%%

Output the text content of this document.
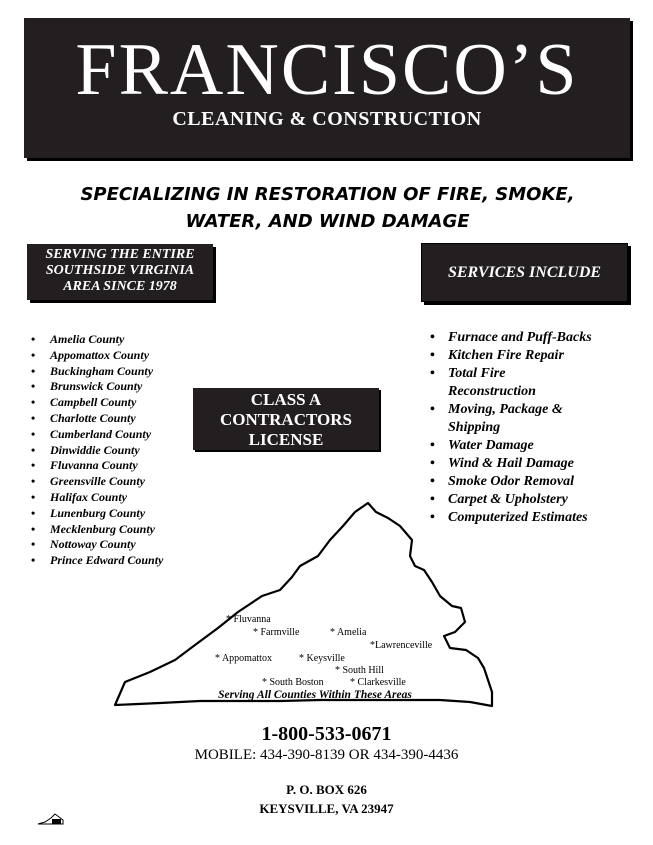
FRANCISCO’S
CLEANING & CONSTRUCTION
SPECIALIZING IN RESTORATION OF FIRE, SMOKE,
WATER, AND WIND DAMAGE
SERVING THE ENTIRE
SOUTHSIDE VIRGINIA
AREA SINCE 1978
SERVICES INCLUDE
• Amelia County
• Appomattox County
• Buckingham County
• Brunswick County
• Campbell County
• Charlotte County
• Cumberland County
• Dinwiddie County
• Fluvanna County
• Greensville County
• Halifax County
• Lunenburg County
• Mecklenburg County
• Nottoway County
• Prince Edward County
CLASS A
CONTRACTORS
LICENSE
• Furnace and Puff-Backs
• Kitchen Fire Repair
• Total Fire
Reconstruction
• Moving, Package &
Shipping
• Water Damage
• Wind & Hail Damage
• Smoke Odor Removal
• Carpet & Upholstery
• Computerized Estimates
* Fluvanna
* Farmville	* Amelia
*Lawrenceville
* Appomattox	* Keysville
* South Hill
* South Boston	* Clarkesville
Serving All Counties Within These Areas
1-800-533-0671
MOBILE: 434-390-8139 OR 434-390-4436
P. O. BOX 626
KEYSVILLE, VA 23947
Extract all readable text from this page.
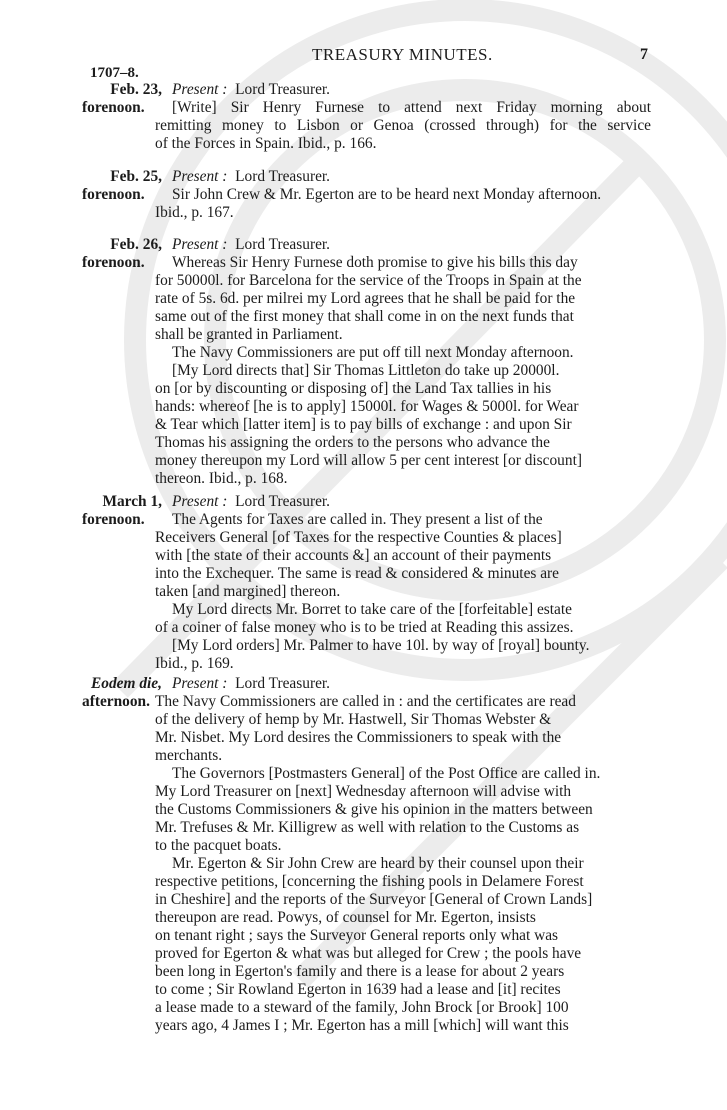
TREASURY MINUTES.	7
1707–8.
Feb. 23,
forenoon.
Present : Lord Treasurer.
[Write] Sir Henry Furnese to attend next Friday morning about
remitting money to Lisbon or Genoa (crossed through) for the service
of the Forces in Spain. Ibid., p. 166.
Feb. 25,
forenoon.
Present : Lord Treasurer.
Sir John Crew & Mr. Egerton are to be heard next Monday afternoon.
Ibid., p. 167.
Feb. 26,
forenoon.
Present : Lord Treasurer.
Whereas Sir Henry Furnese doth promise to give his bills this day
for 50000l. for Barcelona for the service of the Troops in Spain at the
rate of 5s. 6d. per milrei my Lord agrees that he shall be paid for the
same out of the first money that shall come in on the next funds that
shall be granted in Parliament.
The Navy Commissioners are put off till next Monday afternoon.
[My Lord directs that] Sir Thomas Littleton do take up 20000l.
on [or by discounting or disposing of] the Land Tax tallies in his
hands: whereof [he is to apply] 15000l. for Wages & 5000l. for Wear
& Tear which [latter item] is to pay bills of exchange : and upon Sir
Thomas his assigning the orders to the persons who advance the
money thereupon my Lord will allow 5 per cent interest [or discount]
thereon. Ibid., p. 168.
March 1,
forenoon.
Present : Lord Treasurer.
The Agents for Taxes are called in. They present a list of the
Receivers General [of Taxes for the respective Counties & places]
with [the state of their accounts &] an account of their payments
into the Exchequer. The same is read & considered & minutes are
taken [and margined] thereon.
My Lord directs Mr. Borret to take care of the [forfeitable] estate
of a coiner of false money who is to be tried at Reading this assizes.
[My Lord orders] Mr. Palmer to have 10l. by way of [royal] bounty.
Ibid., p. 169.
Eodem die,
afternoon.
Present : Lord Treasurer.
The Navy Commissioners are called in : and the certificates are read
of the delivery of hemp by Mr. Hastwell, Sir Thomas Webster &
Mr. Nisbet. My Lord desires the Commissioners to speak with the
merchants.
The Governors [Postmasters General] of the Post Office are called in.
My Lord Treasurer on [next] Wednesday afternoon will advise with
the Customs Commissioners & give his opinion in the matters between
Mr. Trefuses & Mr. Killigrew as well with relation to the Customs as
to the pacquet boats.
Mr. Egerton & Sir John Crew are heard by their counsel upon their
respective petitions, [concerning the fishing pools in Delamere Forest
in Cheshire] and the reports of the Surveyor [General of Crown Lands]
thereupon are read. Powys, of counsel for Mr. Egerton, insists
on tenant right ; says the Surveyor General reports only what was
proved for Egerton & what was but alleged for Crew ; the pools have
been long in Egerton's family and there is a lease for about 2 years
to come ; Sir Rowland Egerton in 1639 had a lease and [it] recites
a lease made to a steward of the family, John Brock [or Brook] 100
years ago, 4 James I ; Mr. Egerton has a mill [which] will want this
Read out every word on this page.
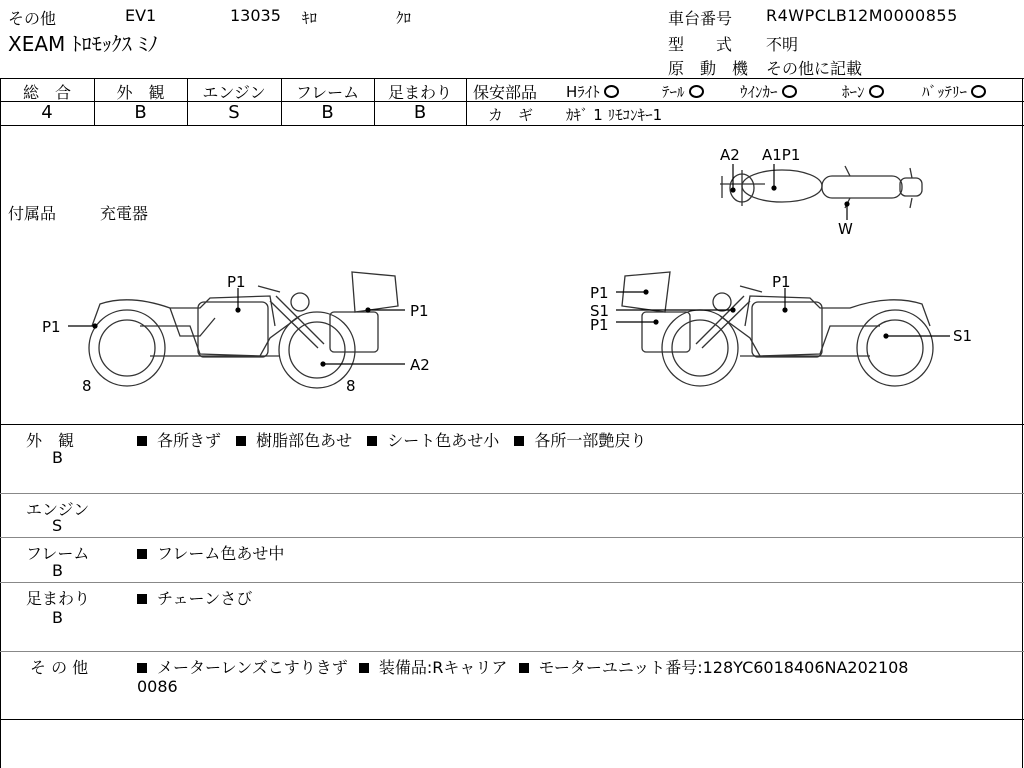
その他	EV1	13035 ｷﾛ	ｸﾛ
XEAM ﾄﾛﾓｯｸｽ ﾐﾉ
車台番号 R4WPCLB12M0000855
型　　式 不明
原　動　機 その他に記載
総　合	外　観	エンジン	フレーム	足まわり
4	B	S	B	B
保安部品 Hﾗｲﾄ	ﾃｰﾙ	ｳｲﾝｶｰ	ﾎｰﾝ	ﾊﾞｯﾃﾘｰ
カ　ギ ｶｷﾞ 1 ﾘﾓｺﾝｷｰ1
付属品	充電器
A2 A1P1
W
P1
P1
P1
A2
8	8
P1
S1
P1
P1
S1
外　観
B
各所きず 樹脂部色あせ シート色あせ小 各所一部艶戻り
エンジン
S
フレーム
B
フレーム色あせ中
足まわり
B
チェーンさび
そ の 他	メーターレンズこすりきず 装備品:Rキャリア モーターユニット番号:128YC6018406NA202108
0086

%%

YOUR INSTRUCTIONS:
Write the records out again in full, exactly, and skip every picture.

TASK ANSWER:
Output the text content of this document.
FRANCISCO’S
CLEANING & CONSTRUCTION
SPECIALIZING IN RESTORATION OF FIRE, SMOKE,
WATER, AND WIND DAMAGE
SERVING THE ENTIRE
SOUTHSIDE VIRGINIA
AREA SINCE 1978
SERVICES INCLUDE
• Amelia County
• Appomattox County
• Buckingham County
• Brunswick County
• Campbell County
• Charlotte County
• Cumberland County
• Dinwiddie County
• Fluvanna County
• Greensville County
• Halifax County
• Lunenburg County
• Mecklenburg County
• Nottoway County
• Prince Edward County
CLASS A
CONTRACTORS
LICENSE
• Furnace and Puff-Backs
• Kitchen Fire Repair
• Total Fire
Reconstruction
• Moving, Package &
Shipping
• Water Damage
• Wind & Hail Damage
• Smoke Odor Removal
• Carpet & Upholstery
• Computerized Estimates
* Fluvanna
* Farmville	* Amelia
*Lawrenceville
* Appomattox	* Keysville
* South Hill
* South Boston	* Clarkesville
Serving All Counties Within These Areas
1-800-533-0671
MOBILE: 434-390-8139 OR 434-390-4436
P. O. BOX 626
KEYSVILLE, VA 23947
Extract all readable text from this page.
TREASURY MINUTES.	7
1707–8.
Feb. 23,
forenoon.
Present : Lord Treasurer.
[Write] Sir Henry Furnese to attend next Friday morning about
remitting money to Lisbon or Genoa (crossed through) for the service
of the Forces in Spain. Ibid., p. 166.
Feb. 25,
forenoon.
Present : Lord Treasurer.
Sir John Crew & Mr. Egerton are to be heard next Monday afternoon.
Ibid., p. 167.
Feb. 26,
forenoon.
Present : Lord Treasurer.
Whereas Sir Henry Furnese doth promise to give his bills this day
for 50000l. for Barcelona for the service of the Troops in Spain at the
rate of 5s. 6d. per milrei my Lord agrees that he shall be paid for the
same out of the first money that shall come in on the next funds that
shall be granted in Parliament.
The Navy Commissioners are put off till next Monday afternoon.
[My Lord directs that] Sir Thomas Littleton do take up 20000l.
on [or by discounting or disposing of] the Land Tax tallies in his
hands: whereof [he is to apply] 15000l. for Wages & 5000l. for Wear
& Tear which [latter item] is to pay bills of exchange : and upon Sir
Thomas his assigning the orders to the persons who advance the
money thereupon my Lord will allow 5 per cent interest [or discount]
thereon. Ibid., p. 168.
March 1,
forenoon.
Present : Lord Treasurer.
The Agents for Taxes are called in. They present a list of the
Receivers General [of Taxes for the respective Counties & places]
with [the state of their accounts &] an account of their payments
into the Exchequer. The same is read & considered & minutes are
taken [and margined] thereon.
My Lord directs Mr. Borret to take care of the [forfeitable] estate
of a coiner of false money who is to be tried at Reading this assizes.
[My Lord orders] Mr. Palmer to have 10l. by way of [royal] bounty.
Ibid., p. 169.
Eodem die,
afternoon.
Present : Lord Treasurer.
The Navy Commissioners are called in : and the certificates are read
of the delivery of hemp by Mr. Hastwell, Sir Thomas Webster &
Mr. Nisbet. My Lord desires the Commissioners to speak with the
merchants.
The Governors [Postmasters General] of the Post Office are called in.
My Lord Treasurer on [next] Wednesday afternoon will advise with
the Customs Commissioners & give his opinion in the matters between
Mr. Trefuses & Mr. Killigrew as well with relation to the Customs as
to the pacquet boats.
Mr. Egerton & Sir John Crew are heard by their counsel upon their
respective petitions, [concerning the fishing pools in Delamere Forest
in Cheshire] and the reports of the Surveyor [General of Crown Lands]
thereupon are read. Powys, of counsel for Mr. Egerton, insists
on tenant right ; says the Surveyor General reports only what was
proved for Egerton & what was but alleged for Crew ; the pools have
been long in Egerton's family and there is a lease for about 2 years
to come ; Sir Rowland Egerton in 1639 had a lease and [it] recites
a lease made to a steward of the family, John Brock [or Brook] 100
years ago, 4 James I ; Mr. Egerton has a mill [which] will want this
Read out every word on this page.
その他	EV1	13035 ｷﾛ	ｸﾛ
XEAM ﾄﾛﾓｯｸｽ ﾐﾉ
車台番号 R4WPCLB12M0000855
型　　式 不明
原　動　機 その他に記載
総　合	外　観	エンジン	フレーム	足まわり
4	B	S	B	B
保安部品 Hﾗｲﾄ	ﾃｰﾙ	ｳｲﾝｶｰ	ﾎｰﾝ	ﾊﾞｯﾃﾘｰ
カ　ギ ｶｷﾞ 1 ﾘﾓｺﾝｷｰ1
付属品	充電器
A2 A1P1
W
P1
P1
P1
A2
8	8
P1
S1
P1
P1
S1
外　観
B
各所きず 樹脂部色あせ シート色あせ小 各所一部艶戻り
エンジン
S
フレーム
B
フレーム色あせ中
足まわり
B
チェーンさび
そ の 他	メーターレンズこすりきず 装備品:Rキャリア モーターユニット番号:128YC6018406NA202108
0086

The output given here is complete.